» What is being asked:
Count the entries in the material below that include the string "line", and reply with that number alone.

'''

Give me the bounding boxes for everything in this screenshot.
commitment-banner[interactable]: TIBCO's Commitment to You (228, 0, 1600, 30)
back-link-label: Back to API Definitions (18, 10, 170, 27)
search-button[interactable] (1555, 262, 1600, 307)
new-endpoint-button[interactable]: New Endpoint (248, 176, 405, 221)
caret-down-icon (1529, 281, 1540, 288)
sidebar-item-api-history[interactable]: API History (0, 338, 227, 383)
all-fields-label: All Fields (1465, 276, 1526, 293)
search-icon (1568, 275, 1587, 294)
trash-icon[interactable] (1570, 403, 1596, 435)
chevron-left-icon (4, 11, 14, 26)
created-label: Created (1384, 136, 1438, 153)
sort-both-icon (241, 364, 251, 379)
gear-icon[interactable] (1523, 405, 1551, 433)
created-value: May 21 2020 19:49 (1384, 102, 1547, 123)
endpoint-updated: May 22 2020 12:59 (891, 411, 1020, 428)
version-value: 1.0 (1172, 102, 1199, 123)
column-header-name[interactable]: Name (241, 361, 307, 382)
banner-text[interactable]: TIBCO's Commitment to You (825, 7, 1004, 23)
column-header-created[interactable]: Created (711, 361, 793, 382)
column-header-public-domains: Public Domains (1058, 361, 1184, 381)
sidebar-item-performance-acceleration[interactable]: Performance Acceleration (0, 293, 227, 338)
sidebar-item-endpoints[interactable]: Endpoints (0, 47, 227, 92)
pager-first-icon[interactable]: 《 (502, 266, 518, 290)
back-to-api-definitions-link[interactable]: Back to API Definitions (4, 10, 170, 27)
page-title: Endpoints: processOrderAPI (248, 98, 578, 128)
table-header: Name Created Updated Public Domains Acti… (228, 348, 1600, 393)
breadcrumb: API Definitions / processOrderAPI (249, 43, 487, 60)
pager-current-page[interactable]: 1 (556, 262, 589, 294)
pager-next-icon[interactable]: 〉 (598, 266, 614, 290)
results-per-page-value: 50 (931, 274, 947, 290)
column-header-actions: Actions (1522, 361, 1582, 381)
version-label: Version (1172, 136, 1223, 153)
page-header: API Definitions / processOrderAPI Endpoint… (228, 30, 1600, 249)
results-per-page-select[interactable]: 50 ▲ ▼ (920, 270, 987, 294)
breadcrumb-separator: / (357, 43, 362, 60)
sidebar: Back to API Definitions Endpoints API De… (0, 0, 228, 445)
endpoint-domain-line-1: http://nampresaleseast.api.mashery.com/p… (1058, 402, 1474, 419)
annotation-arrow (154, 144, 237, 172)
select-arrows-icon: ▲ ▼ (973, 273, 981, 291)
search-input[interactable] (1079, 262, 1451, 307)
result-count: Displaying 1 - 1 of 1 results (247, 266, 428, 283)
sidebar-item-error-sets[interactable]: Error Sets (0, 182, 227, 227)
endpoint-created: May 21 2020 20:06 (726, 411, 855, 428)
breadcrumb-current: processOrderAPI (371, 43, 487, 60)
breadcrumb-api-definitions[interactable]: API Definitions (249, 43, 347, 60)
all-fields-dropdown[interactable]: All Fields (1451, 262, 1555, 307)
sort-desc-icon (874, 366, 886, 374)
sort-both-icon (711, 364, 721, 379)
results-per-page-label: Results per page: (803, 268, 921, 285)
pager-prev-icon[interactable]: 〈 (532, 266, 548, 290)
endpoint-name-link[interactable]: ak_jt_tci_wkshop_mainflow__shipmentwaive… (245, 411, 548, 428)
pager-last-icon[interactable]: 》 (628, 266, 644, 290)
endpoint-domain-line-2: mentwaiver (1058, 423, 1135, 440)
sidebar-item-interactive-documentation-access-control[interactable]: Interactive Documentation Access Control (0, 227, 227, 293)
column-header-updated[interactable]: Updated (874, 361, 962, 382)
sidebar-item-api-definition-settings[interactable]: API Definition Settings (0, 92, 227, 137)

'''

» Exercise answer:
2